Your task is to filter the data below down to the lines holding "including".
[START]
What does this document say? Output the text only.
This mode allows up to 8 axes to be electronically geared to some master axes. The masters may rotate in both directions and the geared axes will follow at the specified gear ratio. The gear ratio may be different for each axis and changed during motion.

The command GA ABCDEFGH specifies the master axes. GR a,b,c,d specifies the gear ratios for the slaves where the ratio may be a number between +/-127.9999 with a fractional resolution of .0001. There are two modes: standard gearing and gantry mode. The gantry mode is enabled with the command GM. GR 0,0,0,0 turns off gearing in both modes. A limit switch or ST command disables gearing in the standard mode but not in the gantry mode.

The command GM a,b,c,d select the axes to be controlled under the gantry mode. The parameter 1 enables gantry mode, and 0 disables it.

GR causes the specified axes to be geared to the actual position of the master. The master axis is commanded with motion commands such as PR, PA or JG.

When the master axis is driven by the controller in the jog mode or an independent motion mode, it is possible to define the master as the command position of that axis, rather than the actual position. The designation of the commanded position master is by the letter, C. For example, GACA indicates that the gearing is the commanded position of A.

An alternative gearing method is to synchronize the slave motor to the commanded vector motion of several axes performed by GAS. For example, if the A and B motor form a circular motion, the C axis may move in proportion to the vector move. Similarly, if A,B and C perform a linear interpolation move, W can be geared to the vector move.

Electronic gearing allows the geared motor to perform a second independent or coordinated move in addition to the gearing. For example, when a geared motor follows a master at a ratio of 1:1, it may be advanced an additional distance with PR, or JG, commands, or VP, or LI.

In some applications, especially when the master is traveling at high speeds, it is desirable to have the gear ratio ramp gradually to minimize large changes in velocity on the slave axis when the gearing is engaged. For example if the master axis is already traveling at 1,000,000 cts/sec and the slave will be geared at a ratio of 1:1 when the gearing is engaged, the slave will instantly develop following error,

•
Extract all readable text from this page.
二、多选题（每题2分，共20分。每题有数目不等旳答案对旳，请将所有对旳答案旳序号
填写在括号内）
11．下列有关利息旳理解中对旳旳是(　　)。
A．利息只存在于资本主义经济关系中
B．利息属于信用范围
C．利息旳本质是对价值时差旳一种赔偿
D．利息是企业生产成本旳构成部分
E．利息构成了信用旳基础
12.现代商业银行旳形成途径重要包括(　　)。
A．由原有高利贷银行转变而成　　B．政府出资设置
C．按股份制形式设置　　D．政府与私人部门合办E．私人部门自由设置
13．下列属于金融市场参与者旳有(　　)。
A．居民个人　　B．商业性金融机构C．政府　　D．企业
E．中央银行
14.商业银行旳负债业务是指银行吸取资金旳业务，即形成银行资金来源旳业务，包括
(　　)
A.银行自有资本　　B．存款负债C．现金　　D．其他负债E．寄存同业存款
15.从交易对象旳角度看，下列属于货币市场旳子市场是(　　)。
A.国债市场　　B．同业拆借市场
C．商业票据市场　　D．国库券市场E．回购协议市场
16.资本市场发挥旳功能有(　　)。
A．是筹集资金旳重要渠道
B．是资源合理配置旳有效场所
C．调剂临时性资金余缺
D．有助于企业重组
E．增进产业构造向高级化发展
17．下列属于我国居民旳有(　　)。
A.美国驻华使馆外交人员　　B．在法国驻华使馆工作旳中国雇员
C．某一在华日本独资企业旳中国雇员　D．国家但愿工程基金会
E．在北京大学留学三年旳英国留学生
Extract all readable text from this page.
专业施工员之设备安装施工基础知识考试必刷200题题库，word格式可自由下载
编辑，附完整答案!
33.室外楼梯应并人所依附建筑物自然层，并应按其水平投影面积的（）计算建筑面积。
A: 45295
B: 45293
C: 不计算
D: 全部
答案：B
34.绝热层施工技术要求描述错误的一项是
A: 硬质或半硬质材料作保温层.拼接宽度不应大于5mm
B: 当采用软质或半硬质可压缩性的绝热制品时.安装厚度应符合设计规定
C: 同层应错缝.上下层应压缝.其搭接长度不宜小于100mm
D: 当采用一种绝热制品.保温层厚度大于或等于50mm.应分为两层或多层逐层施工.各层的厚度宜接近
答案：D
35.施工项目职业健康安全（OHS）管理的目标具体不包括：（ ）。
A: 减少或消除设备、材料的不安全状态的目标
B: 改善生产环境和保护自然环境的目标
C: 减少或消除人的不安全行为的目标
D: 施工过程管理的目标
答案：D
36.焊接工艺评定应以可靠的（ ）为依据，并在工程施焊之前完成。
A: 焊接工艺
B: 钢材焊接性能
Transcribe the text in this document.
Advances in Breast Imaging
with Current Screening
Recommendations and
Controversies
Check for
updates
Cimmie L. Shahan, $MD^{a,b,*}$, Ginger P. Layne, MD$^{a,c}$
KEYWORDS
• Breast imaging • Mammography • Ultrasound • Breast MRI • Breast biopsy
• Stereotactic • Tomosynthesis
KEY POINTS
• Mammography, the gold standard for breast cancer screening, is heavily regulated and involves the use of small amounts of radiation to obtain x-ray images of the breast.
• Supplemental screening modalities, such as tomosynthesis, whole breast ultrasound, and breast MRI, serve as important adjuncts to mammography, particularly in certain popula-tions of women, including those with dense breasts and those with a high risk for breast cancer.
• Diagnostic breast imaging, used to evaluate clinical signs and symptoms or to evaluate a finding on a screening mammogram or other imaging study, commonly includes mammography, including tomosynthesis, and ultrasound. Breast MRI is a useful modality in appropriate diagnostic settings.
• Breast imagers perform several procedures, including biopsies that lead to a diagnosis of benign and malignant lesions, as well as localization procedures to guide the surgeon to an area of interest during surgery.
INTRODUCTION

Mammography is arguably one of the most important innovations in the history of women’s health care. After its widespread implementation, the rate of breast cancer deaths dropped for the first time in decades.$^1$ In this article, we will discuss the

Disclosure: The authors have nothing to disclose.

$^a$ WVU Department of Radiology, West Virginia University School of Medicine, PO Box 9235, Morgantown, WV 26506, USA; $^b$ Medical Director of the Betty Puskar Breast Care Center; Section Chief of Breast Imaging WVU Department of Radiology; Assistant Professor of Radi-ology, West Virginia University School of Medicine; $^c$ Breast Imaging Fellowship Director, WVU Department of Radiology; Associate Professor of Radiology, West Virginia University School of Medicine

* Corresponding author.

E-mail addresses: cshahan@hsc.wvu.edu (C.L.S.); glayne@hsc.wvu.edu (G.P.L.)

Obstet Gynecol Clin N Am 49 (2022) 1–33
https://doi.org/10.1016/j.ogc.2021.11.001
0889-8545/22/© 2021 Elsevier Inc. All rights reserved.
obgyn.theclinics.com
[END]
## Worked answer
• Supplemental screening modalities, such as tomosynthesis, whole breast ultrasound, and breast MRI, serve as important adjuncts to mammography, particularly in certain popula-tions of women, including those with dense breasts and those with a high risk for breast cancer.
• Diagnostic breast imaging, used to evaluate clinical signs and symptoms or to evaluate a finding on a screening mammogram or other imaging study, commonly includes mammography, including tomosynthesis, and ultrasound. Breast MRI is a useful modality in appropriate diagnostic settings.
• Breast imagers perform several procedures, including biopsies that lead to a diagnosis of benign and malignant lesions, as well as localization procedures to guide the surgeon to an area of interest during surgery.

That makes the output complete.